- [Task prompt] Duplicate the part of the retirement savings article that starts at the words "Staff Writer" and stops after the words "you start working.". Reproduce it word for word.

:: Source passage ::

Categorized | Featured

Saving For Retirement

By Jaeman Kim

Staff Writer

As a student, the first thing that may come to your mind when it comes to retirement is, “I’ll worry about it later.” In fact, you may not even plan to think about it for at least another 5 to 10 years. However, the truth is that you should think about contributing to an IRA, or an Individual Retirement Account, as soon as you start working.

So what exactly is an IRA? An IRA is a retirement plan, with the main advantage being that there are various tax advantages, unlike simply saving money in a savings account. To understand these tax advantages, however, it is important to know the different types of IRA accounts.

 Roth IRA: Contributions, or money that is put into the IRA account, are not tax-free. For example, if you contributed $500 to this account, you would still pay taxes on the $500. However, once you start withdrawing money from a Roth IRA account, you do not have to pay taxes on these withdrawals. A Roth IRA would be beneficial in the case that you have enough money to pay your taxes besides what is going into a Roth IRA.

 Traditional IRA: A traditional IRA can be thought of as the opposite of a Roth IRA in that contributions are tax-free, but withdrawals are not. To better understand, take the $500 example from above. Unlike a Roth IRA, when you contribute the $500, this amount can be removed from your taxable income, effectively making it so that you do not pay taxes on it. However, withdrawals ARE taxed, as if they were income. So if that $500 eventually became $2,000 at retirement, once you take it out of the IRA account, this $2,000 would be added to your taxable income. A traditional IRA would be beneficial for those who expect to be in a lower tax bracket once they retire.

While there are several other types of IRA accounts, such as a SEP IRA, which is for those who are self-employed, or a self-directed IRA, we will only cover the Roth and Traditional IRA, as these two accounts are the most relevant to students.

As explained earlier, the main advantage of IRA accounts is tax-related. With a Roth IRA, you do not have to pay taxes on withdrawals, and with a Traditional IRA, you do not have to pay taxes on contributions.

When you contribute to an IRA account, you can do several things with the money. It can be used to invest in stocks, mutual funds, bonds, and several other investment tools. Stocks are the riskiest of these, in that they are very volatile. Bonds, however, are much safer. Bonds allow you to receive a constant return on the money you invest. However, since bonds are much safer, the interest rates that you earn on them are much lower. To better understand what exactly a bond is, imagine a company called “Company X” starts selling bonds to the public, offering an interest rate of 3 percent. Companies will often do this in order to raise money. If you purchase $100 of this bond, you will earn a return of 3percent every year, eventually earning that $100 back. The life of a bond may be anywhere from 6 months to 10 years. As can be seen by this example, investing in a bond is much safer than a stock.

:::
:: Data ::

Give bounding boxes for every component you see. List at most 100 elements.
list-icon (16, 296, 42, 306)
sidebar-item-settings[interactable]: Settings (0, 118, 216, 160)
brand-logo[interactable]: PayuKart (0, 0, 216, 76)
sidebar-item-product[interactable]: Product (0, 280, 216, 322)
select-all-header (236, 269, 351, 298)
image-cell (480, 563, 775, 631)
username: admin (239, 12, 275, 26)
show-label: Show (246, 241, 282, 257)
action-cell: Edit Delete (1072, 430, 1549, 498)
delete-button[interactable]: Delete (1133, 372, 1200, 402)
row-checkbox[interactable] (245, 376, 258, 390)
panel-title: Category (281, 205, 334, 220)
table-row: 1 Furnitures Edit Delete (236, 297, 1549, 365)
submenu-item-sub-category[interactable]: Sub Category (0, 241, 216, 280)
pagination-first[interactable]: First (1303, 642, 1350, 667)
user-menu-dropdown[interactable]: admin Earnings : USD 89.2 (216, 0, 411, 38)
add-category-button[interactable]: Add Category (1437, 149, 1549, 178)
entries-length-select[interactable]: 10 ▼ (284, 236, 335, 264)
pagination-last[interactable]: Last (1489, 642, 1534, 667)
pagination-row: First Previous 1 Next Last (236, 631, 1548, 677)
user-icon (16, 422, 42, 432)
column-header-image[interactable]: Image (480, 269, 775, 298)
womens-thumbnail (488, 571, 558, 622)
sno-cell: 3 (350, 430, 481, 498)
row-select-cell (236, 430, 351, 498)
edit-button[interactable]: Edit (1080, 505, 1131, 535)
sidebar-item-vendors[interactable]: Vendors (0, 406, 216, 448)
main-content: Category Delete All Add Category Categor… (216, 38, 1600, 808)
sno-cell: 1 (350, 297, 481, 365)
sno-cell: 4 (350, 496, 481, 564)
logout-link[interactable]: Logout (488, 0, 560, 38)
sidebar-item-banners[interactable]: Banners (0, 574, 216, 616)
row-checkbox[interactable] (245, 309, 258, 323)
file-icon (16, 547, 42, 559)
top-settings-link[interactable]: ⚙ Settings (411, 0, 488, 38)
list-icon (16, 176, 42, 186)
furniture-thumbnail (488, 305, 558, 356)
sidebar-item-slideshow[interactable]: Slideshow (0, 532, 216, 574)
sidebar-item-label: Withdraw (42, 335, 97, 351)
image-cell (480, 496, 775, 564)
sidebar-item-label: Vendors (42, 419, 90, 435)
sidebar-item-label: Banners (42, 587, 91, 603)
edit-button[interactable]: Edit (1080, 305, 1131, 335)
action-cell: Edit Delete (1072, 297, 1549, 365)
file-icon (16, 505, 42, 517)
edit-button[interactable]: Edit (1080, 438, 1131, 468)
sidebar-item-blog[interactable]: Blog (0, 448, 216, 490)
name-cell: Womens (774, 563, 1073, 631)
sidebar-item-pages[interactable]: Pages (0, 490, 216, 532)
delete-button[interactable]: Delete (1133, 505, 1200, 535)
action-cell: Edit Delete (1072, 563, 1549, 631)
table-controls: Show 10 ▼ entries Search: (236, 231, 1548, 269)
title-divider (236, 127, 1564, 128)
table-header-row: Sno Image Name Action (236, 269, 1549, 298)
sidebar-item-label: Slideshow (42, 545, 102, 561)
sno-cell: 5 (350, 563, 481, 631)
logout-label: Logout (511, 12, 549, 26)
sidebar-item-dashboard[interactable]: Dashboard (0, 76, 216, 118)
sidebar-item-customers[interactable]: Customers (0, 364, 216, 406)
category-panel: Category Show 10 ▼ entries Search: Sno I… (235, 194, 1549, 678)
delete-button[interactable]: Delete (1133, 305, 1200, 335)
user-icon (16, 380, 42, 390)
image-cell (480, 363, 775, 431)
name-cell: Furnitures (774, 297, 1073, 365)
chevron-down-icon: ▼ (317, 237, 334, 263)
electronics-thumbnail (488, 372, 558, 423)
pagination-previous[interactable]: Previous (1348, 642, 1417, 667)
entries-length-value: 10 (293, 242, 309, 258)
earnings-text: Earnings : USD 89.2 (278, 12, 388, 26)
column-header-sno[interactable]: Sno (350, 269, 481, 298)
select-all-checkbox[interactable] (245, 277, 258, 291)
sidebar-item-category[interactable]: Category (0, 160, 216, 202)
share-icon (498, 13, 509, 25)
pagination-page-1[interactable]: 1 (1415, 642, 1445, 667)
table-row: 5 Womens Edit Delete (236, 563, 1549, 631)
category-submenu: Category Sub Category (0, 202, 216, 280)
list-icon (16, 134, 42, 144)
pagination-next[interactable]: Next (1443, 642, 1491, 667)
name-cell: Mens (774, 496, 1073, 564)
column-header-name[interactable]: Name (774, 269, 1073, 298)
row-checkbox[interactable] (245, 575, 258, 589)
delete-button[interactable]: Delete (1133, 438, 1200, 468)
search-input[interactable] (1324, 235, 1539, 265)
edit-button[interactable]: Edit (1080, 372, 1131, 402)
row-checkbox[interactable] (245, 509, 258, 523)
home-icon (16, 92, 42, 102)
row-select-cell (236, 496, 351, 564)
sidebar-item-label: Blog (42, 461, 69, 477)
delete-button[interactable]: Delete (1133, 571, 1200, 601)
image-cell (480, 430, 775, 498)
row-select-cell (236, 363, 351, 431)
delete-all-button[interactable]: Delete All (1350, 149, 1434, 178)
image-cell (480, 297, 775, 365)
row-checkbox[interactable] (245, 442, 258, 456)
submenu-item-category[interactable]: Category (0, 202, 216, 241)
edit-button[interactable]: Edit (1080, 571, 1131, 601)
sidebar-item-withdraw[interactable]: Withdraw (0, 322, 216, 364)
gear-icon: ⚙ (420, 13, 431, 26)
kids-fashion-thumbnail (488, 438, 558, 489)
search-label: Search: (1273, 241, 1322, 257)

:::

- [Output below]
Staff Writer

As a student, the first thing that may come to your mind when it comes to retirement is, “I’ll worry about it later.” In fact, you may not even plan to think about it for at least another 5 to 10 years. However, the truth is that you should think about contributing to an IRA, or an Individual Retirement Account, as soon as you start working.